***** Records to process *****
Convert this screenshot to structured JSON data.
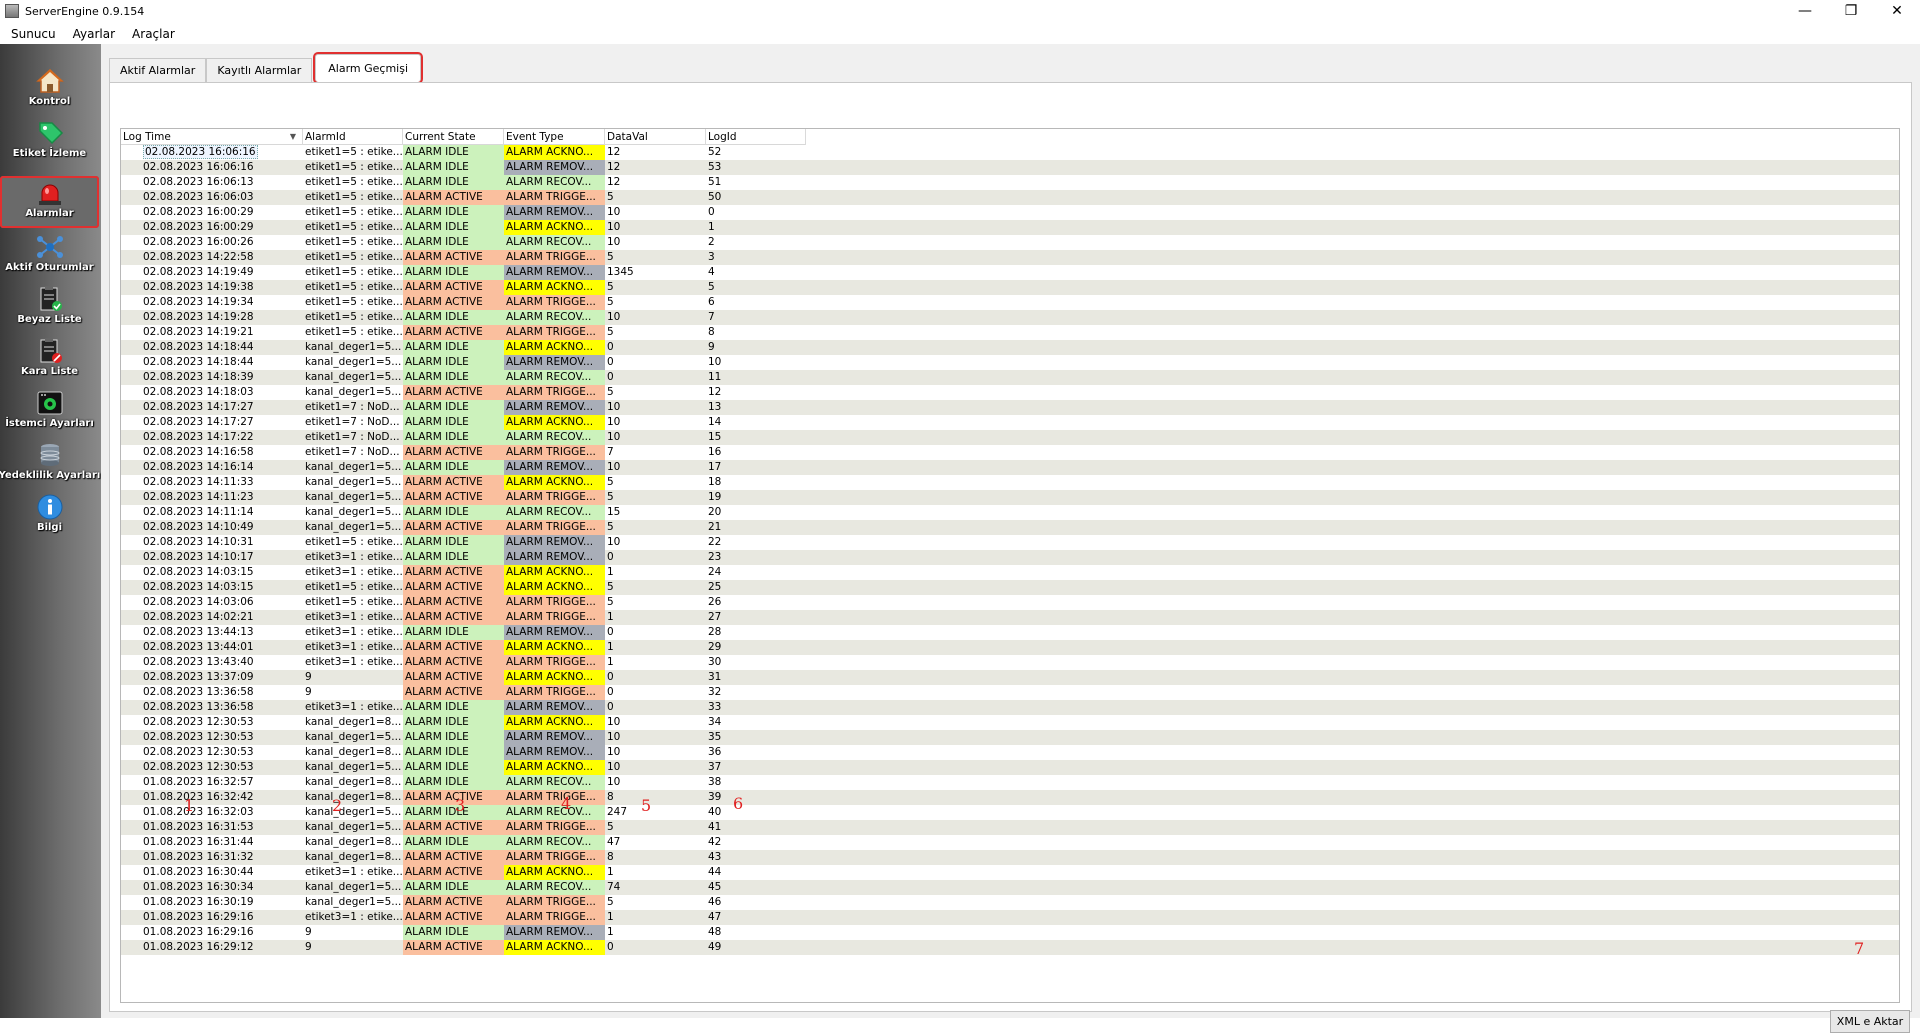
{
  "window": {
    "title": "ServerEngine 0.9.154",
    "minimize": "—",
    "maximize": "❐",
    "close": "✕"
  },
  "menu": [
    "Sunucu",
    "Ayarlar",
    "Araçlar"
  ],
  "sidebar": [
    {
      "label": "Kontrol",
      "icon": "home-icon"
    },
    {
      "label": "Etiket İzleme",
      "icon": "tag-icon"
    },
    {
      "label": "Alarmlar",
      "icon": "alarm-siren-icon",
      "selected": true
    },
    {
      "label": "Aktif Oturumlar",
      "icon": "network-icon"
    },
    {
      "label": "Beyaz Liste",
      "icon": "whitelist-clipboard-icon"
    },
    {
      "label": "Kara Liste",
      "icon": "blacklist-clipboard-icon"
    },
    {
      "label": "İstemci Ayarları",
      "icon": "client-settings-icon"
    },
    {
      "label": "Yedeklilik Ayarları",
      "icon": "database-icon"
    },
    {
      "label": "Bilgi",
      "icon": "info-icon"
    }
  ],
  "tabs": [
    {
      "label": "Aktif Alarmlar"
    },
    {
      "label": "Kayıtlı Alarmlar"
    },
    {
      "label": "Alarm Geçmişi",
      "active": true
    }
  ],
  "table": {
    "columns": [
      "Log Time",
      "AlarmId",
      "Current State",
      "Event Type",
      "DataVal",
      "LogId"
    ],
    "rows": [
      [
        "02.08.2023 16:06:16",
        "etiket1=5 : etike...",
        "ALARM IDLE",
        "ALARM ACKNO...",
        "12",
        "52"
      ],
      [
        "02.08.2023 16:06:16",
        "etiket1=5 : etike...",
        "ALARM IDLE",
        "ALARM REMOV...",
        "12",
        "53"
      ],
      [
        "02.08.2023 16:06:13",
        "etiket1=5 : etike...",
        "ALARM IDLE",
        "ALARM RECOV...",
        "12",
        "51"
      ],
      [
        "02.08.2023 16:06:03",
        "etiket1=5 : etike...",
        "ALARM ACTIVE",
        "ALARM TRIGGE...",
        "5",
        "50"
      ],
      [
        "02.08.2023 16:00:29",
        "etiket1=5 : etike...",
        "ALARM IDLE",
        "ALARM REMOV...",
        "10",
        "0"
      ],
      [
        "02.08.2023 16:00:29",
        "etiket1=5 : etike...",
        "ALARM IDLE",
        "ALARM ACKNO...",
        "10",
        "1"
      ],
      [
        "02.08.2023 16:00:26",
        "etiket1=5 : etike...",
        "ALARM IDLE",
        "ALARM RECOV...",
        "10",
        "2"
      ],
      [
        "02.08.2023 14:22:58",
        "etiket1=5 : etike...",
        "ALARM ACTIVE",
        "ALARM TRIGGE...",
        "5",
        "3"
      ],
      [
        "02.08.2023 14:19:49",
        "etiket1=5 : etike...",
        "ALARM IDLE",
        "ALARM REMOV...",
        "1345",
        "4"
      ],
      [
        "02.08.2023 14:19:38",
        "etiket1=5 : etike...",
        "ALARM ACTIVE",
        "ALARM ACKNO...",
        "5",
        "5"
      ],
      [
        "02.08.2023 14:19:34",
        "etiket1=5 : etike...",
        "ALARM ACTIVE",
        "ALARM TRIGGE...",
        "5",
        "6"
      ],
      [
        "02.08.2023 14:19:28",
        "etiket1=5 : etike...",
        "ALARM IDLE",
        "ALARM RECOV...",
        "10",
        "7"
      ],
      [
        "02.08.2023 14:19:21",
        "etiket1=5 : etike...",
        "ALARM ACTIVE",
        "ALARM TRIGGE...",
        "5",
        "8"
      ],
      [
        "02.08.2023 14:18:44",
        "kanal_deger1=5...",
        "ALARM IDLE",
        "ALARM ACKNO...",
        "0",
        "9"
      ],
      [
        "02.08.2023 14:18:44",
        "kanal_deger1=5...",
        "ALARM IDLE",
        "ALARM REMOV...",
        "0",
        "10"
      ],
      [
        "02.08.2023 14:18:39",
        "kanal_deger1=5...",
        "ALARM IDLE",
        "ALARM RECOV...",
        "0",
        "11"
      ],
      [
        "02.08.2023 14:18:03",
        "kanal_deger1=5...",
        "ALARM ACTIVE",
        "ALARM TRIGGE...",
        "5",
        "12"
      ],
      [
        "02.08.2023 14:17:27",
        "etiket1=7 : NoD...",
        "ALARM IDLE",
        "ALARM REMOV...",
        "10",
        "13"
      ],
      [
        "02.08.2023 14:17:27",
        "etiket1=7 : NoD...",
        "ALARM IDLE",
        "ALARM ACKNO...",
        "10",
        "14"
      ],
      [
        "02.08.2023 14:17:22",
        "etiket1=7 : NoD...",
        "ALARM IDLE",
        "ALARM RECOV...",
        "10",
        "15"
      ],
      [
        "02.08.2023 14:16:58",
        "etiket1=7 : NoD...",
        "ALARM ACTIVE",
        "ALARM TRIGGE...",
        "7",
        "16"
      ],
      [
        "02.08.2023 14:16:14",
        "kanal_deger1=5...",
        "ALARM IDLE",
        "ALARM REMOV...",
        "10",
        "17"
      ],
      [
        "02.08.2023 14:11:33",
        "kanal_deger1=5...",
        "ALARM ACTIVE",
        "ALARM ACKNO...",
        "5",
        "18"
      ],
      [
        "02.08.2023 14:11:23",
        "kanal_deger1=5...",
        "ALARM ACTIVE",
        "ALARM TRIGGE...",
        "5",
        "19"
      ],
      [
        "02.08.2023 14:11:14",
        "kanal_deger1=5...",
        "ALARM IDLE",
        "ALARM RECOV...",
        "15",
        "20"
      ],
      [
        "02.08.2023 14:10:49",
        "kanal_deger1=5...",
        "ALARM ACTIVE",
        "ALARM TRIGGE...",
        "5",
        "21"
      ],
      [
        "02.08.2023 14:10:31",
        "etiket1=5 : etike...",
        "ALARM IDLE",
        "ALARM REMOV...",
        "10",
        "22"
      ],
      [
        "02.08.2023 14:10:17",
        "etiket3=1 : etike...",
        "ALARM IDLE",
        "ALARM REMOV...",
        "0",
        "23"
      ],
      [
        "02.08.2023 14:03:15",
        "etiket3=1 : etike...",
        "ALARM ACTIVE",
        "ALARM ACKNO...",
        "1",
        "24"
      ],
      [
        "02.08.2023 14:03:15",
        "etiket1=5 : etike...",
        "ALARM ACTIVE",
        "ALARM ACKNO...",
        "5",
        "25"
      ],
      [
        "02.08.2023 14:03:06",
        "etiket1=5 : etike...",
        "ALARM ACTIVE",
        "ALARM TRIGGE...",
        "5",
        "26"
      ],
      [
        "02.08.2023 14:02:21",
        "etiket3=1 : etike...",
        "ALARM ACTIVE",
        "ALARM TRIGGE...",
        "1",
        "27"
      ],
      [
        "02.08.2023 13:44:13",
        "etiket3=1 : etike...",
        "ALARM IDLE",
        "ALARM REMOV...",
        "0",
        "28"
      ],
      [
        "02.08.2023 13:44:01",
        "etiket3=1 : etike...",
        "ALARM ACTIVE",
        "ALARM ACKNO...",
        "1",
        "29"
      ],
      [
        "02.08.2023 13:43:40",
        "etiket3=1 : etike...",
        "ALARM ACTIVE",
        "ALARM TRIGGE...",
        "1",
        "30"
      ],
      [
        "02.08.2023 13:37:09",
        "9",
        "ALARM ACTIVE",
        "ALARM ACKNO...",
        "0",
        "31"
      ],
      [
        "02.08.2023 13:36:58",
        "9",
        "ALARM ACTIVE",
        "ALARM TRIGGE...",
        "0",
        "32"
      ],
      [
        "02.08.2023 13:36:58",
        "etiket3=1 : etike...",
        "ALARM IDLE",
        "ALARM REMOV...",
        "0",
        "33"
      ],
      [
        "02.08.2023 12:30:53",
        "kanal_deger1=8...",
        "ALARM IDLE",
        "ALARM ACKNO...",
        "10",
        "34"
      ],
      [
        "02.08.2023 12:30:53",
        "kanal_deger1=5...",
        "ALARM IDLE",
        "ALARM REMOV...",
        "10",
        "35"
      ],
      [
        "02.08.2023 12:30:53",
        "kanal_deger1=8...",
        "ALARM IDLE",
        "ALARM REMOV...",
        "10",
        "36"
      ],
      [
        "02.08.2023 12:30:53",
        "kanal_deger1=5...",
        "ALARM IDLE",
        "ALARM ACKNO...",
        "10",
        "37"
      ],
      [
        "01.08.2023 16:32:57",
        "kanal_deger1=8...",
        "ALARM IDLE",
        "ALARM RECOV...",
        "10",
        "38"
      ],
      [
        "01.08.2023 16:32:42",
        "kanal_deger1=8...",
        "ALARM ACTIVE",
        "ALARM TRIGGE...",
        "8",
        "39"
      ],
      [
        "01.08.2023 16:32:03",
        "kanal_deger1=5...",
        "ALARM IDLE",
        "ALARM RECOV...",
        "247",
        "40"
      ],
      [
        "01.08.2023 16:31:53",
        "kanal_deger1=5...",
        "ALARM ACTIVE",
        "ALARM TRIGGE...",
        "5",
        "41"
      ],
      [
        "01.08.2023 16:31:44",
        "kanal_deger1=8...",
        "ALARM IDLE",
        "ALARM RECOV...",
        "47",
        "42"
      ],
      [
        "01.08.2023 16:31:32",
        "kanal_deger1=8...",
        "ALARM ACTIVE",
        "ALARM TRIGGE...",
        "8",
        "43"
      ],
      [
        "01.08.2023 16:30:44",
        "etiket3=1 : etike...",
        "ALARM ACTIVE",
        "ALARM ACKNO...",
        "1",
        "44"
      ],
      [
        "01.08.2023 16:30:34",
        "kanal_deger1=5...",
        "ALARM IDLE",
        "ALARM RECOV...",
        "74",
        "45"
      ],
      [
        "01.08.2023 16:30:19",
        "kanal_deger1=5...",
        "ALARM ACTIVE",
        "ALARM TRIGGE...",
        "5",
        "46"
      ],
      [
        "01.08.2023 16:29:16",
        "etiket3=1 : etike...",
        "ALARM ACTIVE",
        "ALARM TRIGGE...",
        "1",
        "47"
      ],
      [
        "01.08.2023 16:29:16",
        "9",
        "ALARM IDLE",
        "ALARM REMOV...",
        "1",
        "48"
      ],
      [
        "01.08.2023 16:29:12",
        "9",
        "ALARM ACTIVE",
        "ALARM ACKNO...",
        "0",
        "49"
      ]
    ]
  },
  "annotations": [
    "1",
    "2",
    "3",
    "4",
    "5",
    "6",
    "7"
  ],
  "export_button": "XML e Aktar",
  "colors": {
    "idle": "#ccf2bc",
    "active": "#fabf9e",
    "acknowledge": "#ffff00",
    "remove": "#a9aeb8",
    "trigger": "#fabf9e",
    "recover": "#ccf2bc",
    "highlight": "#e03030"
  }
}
*****
## Aim:
The word "Ayarları" appears in how many lines of the data? Answer with only the number.

## Response below:
2